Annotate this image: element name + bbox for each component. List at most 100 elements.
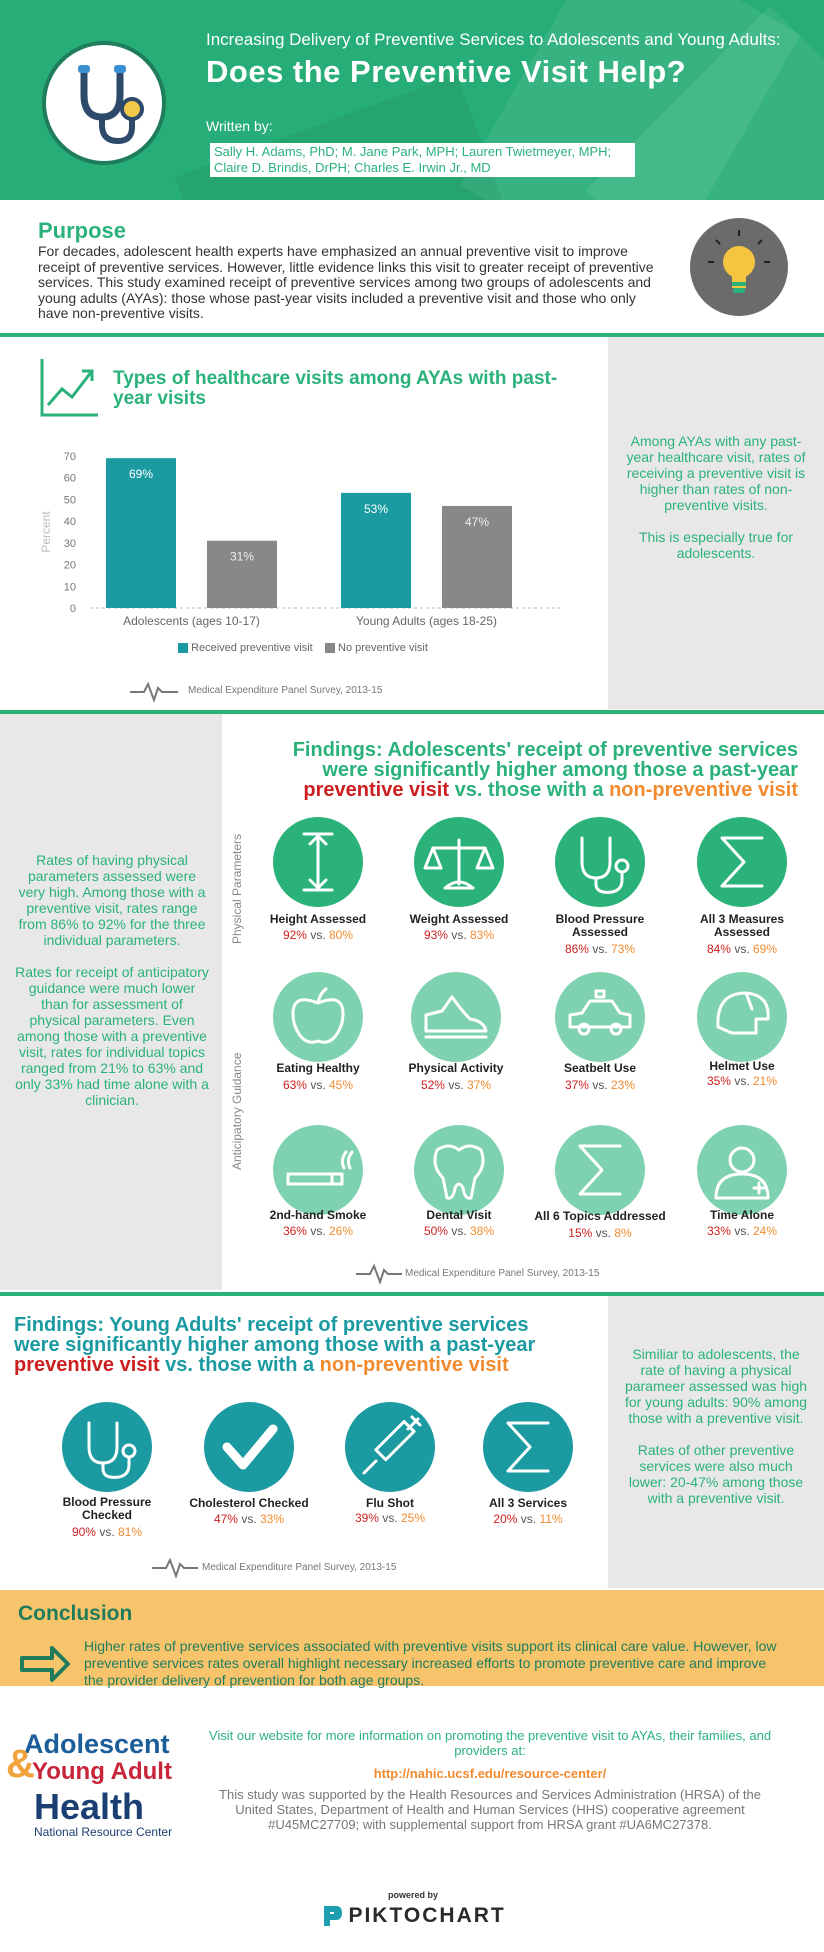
title-line: Findings: Adolescents' receipt of preven… — [292, 739, 798, 761]
purpose-text: For decades, adolescent health experts h… — [38, 243, 654, 321]
finding-label: All 3 Measures Assessed — [699, 912, 785, 939]
finding-icon-circle — [273, 1125, 363, 1215]
finding-icon-circle — [555, 1125, 645, 1215]
visit-website-text: Visit our website for more information o… — [208, 1728, 772, 1758]
finding-icon-circle — [697, 972, 787, 1062]
logo-line: Adolescent — [24, 1729, 170, 1759]
preventive-rate: 33% — [706, 1224, 731, 1238]
non-preventive-rate: 80% — [329, 928, 354, 942]
pulse-icon — [130, 681, 178, 703]
finding-icon-circle — [555, 972, 645, 1062]
height-icon — [302, 832, 334, 892]
finding-rates: 39% vs. 25% — [320, 1511, 460, 1525]
finding-label: Blood Pressure Assessed — [555, 912, 645, 939]
vs-label: vs. — [378, 1511, 401, 1525]
finding-rates: 86% vs. 73% — [530, 942, 670, 956]
vs-label: vs. — [447, 1224, 470, 1238]
stethoscope-logo — [42, 41, 166, 165]
finding-rates: 47% vs. 33% — [179, 1512, 319, 1526]
finding-icon-circle — [483, 1402, 573, 1492]
finding-icon-circle — [555, 817, 645, 907]
title-line: preventive visit vs. those with a non-pr… — [14, 1355, 604, 1375]
vs-label: vs. — [588, 1078, 611, 1092]
finding-label: All 6 Topics Addressed — [534, 1209, 666, 1223]
vs-label: vs. — [588, 942, 611, 956]
finding-rates: 15% vs. 8% — [530, 1226, 670, 1240]
finding-icon-circle — [273, 817, 363, 907]
adolescent-findings-title: Findings: Adolescents' receipt of preven… — [230, 740, 798, 800]
title-connector: vs. those with a — [449, 779, 610, 801]
sigma-icon — [720, 836, 764, 888]
preventive-rate: 63% — [282, 1078, 307, 1092]
conclusion-banner — [0, 1590, 824, 1686]
finding-rates: 52% vs. 37% — [386, 1078, 526, 1092]
finding-label: 2nd-hand Smoke — [269, 1208, 367, 1222]
piktochart-logo-icon — [324, 1906, 342, 1926]
y-tick-label: 20 — [64, 560, 76, 572]
preventive-rate: 20% — [493, 1512, 518, 1526]
adolescent-side-text: Rates of having physical parameters asse… — [14, 852, 210, 1108]
authors-box: Sally H. Adams, PhD; M. Jane Park, MPH; … — [210, 143, 635, 177]
non-preventive-rate: 37% — [467, 1078, 492, 1092]
adolescent-source: Medical Expenditure Panel Survey, 2013-1… — [405, 1268, 600, 1279]
anticipatory-guidance-label: Anticipatory Guidance — [230, 1052, 244, 1170]
visits-side-panel — [608, 337, 824, 709]
chart-title: Types of healthcare visits among AYAs wi… — [113, 368, 558, 409]
adolescent-side-text-2: Rates for receipt of anticipatory guidan… — [15, 964, 209, 1108]
non-preventive-rate: 24% — [753, 1224, 778, 1238]
finding-icon-circle — [414, 817, 504, 907]
finding-label: Helmet Use — [709, 1059, 775, 1073]
non-preventive-visit-label: non-preventive visit — [609, 779, 798, 801]
y-tick-label: 70 — [64, 451, 76, 463]
finding-label: Eating Healthy — [276, 1061, 360, 1075]
vs-label: vs. — [306, 1224, 329, 1238]
tooth-icon — [433, 1144, 485, 1200]
visits-side-text-2: This is especially true for adolescents. — [638, 529, 794, 561]
legend-swatch-preventive — [178, 643, 188, 654]
finding-rates: 33% vs. 24% — [672, 1224, 812, 1238]
preventive-rate: 92% — [282, 928, 307, 942]
title-line: Findings: Young Adults' receipt of preve… — [14, 1314, 529, 1336]
visits-side-text: Among AYAs with any past-year healthcare… — [620, 433, 812, 561]
vs-label: vs. — [306, 928, 329, 942]
non-preventive-rate: 11% — [539, 1512, 563, 1526]
piktochart-wordmark: PIKTOCHART — [348, 1904, 506, 1927]
y-axis-label: Percent — [39, 511, 53, 553]
apple-icon — [291, 987, 345, 1044]
finding-rates: 50% vs. 38% — [389, 1224, 529, 1238]
preventive-rate: 15% — [568, 1226, 593, 1240]
checkmark-icon — [222, 1424, 278, 1470]
non-preventive-rate: 33% — [260, 1512, 285, 1526]
vs-label: vs. — [730, 942, 753, 956]
x-category-label: Adolescents (ages 10-17) — [123, 614, 260, 628]
vs-label: vs. — [730, 1224, 753, 1238]
preventive-rate: 93% — [423, 928, 448, 942]
non-preventive-rate: 23% — [611, 1078, 636, 1092]
non-preventive-rate: 83% — [470, 928, 495, 942]
finding-icon-circle — [414, 1125, 504, 1215]
finding-rates: 20% vs. 11% — [458, 1512, 598, 1526]
title-connector: vs. those with a — [159, 1354, 320, 1376]
logo-line: Young Adult — [32, 1758, 172, 1785]
vs-label: vs. — [447, 928, 470, 942]
finding-label: Weight Assessed — [409, 912, 509, 926]
bar-value-label: 53% — [364, 502, 388, 516]
arrow-right-icon — [20, 1646, 70, 1682]
preventive-rate: 37% — [564, 1078, 589, 1092]
preventive-rate: 50% — [423, 1224, 448, 1238]
scale-icon — [423, 838, 495, 890]
line-chart-icon — [40, 359, 98, 417]
finding-label: Seatbelt Use — [563, 1061, 637, 1075]
visits-side-text-1: Among AYAs with any past-year healthcare… — [626, 433, 806, 513]
young-adult-side-text-2: Rates of other preventive services were … — [628, 1442, 804, 1506]
bar — [106, 458, 176, 608]
decorative-shape — [174, 74, 526, 200]
preventive-rate: 86% — [564, 942, 589, 956]
preventive-rate: 90% — [71, 1525, 96, 1539]
finding-rates: 84% vs. 69% — [672, 942, 812, 956]
y-tick-label: 50 — [64, 494, 76, 506]
finding-rates: 93% vs. 83% — [389, 928, 529, 942]
resource-center-link[interactable]: http://nahic.ucsf.edu/resource-center/ — [373, 1766, 607, 1781]
chart-source: Medical Expenditure Panel Survey, 2013-1… — [188, 685, 383, 696]
finding-rates: 37% vs. 23% — [530, 1078, 670, 1092]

- Task description
Please pull out every one of the lines above verbatim, leaving the picture out of your answer.

- Response to this exercise
Annotate this image: element name + bbox for each component. List at most 100 elements.
title-line: Findings: Adolescents' receipt of preven… — [292, 739, 798, 761]
purpose-text: For decades, adolescent health experts h… — [38, 243, 654, 321]
finding-label: All 3 Measures Assessed — [699, 912, 785, 939]
finding-icon-circle — [273, 1125, 363, 1215]
finding-icon-circle — [555, 1125, 645, 1215]
visit-website-text: Visit our website for more information o… — [208, 1728, 772, 1758]
finding-icon-circle — [697, 972, 787, 1062]
logo-line: Adolescent — [24, 1729, 170, 1759]
preventive-rate: 33% — [706, 1224, 731, 1238]
non-preventive-rate: 80% — [329, 928, 354, 942]
pulse-icon — [130, 681, 178, 703]
finding-icon-circle — [555, 972, 645, 1062]
height-icon — [302, 832, 334, 892]
finding-rates: 39% vs. 25% — [320, 1511, 460, 1525]
finding-label: Blood Pressure Assessed — [555, 912, 645, 939]
vs-label: vs. — [378, 1511, 401, 1525]
finding-rates: 86% vs. 73% — [530, 942, 670, 956]
vs-label: vs. — [447, 1224, 470, 1238]
stethoscope-logo — [42, 41, 166, 165]
finding-rates: 47% vs. 33% — [179, 1512, 319, 1526]
finding-icon-circle — [483, 1402, 573, 1492]
finding-icon-circle — [555, 817, 645, 907]
title-line: preventive visit vs. those with a non-pr… — [14, 1355, 604, 1375]
vs-label: vs. — [588, 1078, 611, 1092]
finding-label: All 6 Topics Addressed — [534, 1209, 666, 1223]
vs-label: vs. — [588, 942, 611, 956]
finding-rates: 15% vs. 8% — [530, 1226, 670, 1240]
finding-icon-circle — [273, 817, 363, 907]
adolescent-findings-title: Findings: Adolescents' receipt of preven… — [230, 740, 798, 800]
title-connector: vs. those with a — [449, 779, 610, 801]
sigma-icon — [720, 836, 764, 888]
preventive-rate: 63% — [282, 1078, 307, 1092]
conclusion-banner — [0, 1590, 824, 1686]
finding-rates: 52% vs. 37% — [386, 1078, 526, 1092]
finding-label: 2nd-hand Smoke — [269, 1208, 367, 1222]
piktochart-logo-icon — [324, 1906, 342, 1926]
y-tick-label: 20 — [64, 560, 76, 572]
preventive-rate: 20% — [493, 1512, 518, 1526]
adolescent-side-text: Rates of having physical parameters asse… — [14, 852, 210, 1108]
authors-box: Sally H. Adams, PhD; M. Jane Park, MPH; … — [210, 143, 635, 177]
non-preventive-rate: 37% — [467, 1078, 492, 1092]
adolescent-source: Medical Expenditure Panel Survey, 2013-1… — [405, 1268, 600, 1279]
anticipatory-guidance-label: Anticipatory Guidance — [230, 1052, 244, 1170]
visits-side-panel — [608, 337, 824, 709]
chart-title: Types of healthcare visits among AYAs wi… — [113, 368, 558, 409]
adolescent-side-text-2: Rates for receipt of anticipatory guidan… — [15, 964, 209, 1108]
non-preventive-rate: 24% — [753, 1224, 778, 1238]
finding-icon-circle — [414, 817, 504, 907]
finding-label: Helmet Use — [709, 1059, 775, 1073]
non-preventive-visit-label: non-preventive visit — [609, 779, 798, 801]
y-tick-label: 70 — [64, 451, 76, 463]
finding-label: Eating Healthy — [276, 1061, 360, 1075]
vs-label: vs. — [306, 1224, 329, 1238]
tooth-icon — [433, 1144, 485, 1200]
visits-side-text-2: This is especially true for adolescents. — [638, 529, 794, 561]
legend-swatch-preventive — [178, 643, 188, 654]
finding-rates: 33% vs. 24% — [672, 1224, 812, 1238]
preventive-rate: 92% — [282, 928, 307, 942]
title-line: Findings: Young Adults' receipt of preve… — [14, 1314, 529, 1336]
visits-side-text: Among AYAs with any past-year healthcare… — [620, 433, 812, 561]
vs-label: vs. — [306, 928, 329, 942]
non-preventive-rate: 11% — [539, 1512, 563, 1526]
piktochart-wordmark: PIKTOCHART — [348, 1904, 506, 1927]
y-axis-label: Percent — [39, 511, 53, 553]
apple-icon — [291, 987, 345, 1044]
finding-rates: 50% vs. 38% — [389, 1224, 529, 1238]
preventive-rate: 15% — [568, 1226, 593, 1240]
checkmark-icon — [222, 1424, 278, 1470]
non-preventive-rate: 33% — [260, 1512, 285, 1526]
vs-label: vs. — [730, 942, 753, 956]
x-category-label: Adolescents (ages 10-17) — [123, 614, 260, 628]
vs-label: vs. — [730, 1224, 753, 1238]
preventive-rate: 93% — [423, 928, 448, 942]
non-preventive-rate: 23% — [611, 1078, 636, 1092]
non-preventive-rate: 83% — [470, 928, 495, 942]
finding-icon-circle — [414, 1125, 504, 1215]
finding-rates: 20% vs. 11% — [458, 1512, 598, 1526]
title-connector: vs. those with a — [159, 1354, 320, 1376]
logo-line: Young Adult — [32, 1758, 172, 1785]
vs-label: vs. — [447, 928, 470, 942]
finding-label: Weight Assessed — [409, 912, 509, 926]
bar-value-label: 53% — [364, 502, 388, 516]
arrow-right-icon — [20, 1646, 70, 1682]
preventive-rate: 37% — [564, 1078, 589, 1092]
preventive-rate: 50% — [423, 1224, 448, 1238]
scale-icon — [423, 838, 495, 890]
line-chart-icon — [40, 359, 98, 417]
finding-label: Seatbelt Use — [563, 1061, 637, 1075]
visits-side-text-1: Among AYAs with any past-year healthcare… — [626, 433, 806, 513]
young-adult-side-text-2: Rates of other preventive services were … — [628, 1442, 804, 1506]
bar — [106, 458, 176, 608]
decorative-shape — [174, 74, 526, 200]
preventive-rate: 86% — [564, 942, 589, 956]
preventive-rate: 90% — [71, 1525, 96, 1539]
finding-rates: 84% vs. 69% — [672, 942, 812, 956]
y-tick-label: 50 — [64, 494, 76, 506]
finding-rates: 93% vs. 83% — [389, 928, 529, 942]
resource-center-link[interactable]: http://nahic.ucsf.edu/resource-center/ — [373, 1766, 607, 1781]
chart-source: Medical Expenditure Panel Survey, 2013-1… — [188, 685, 383, 696]
finding-rates: 37% vs. 23% — [530, 1078, 670, 1092]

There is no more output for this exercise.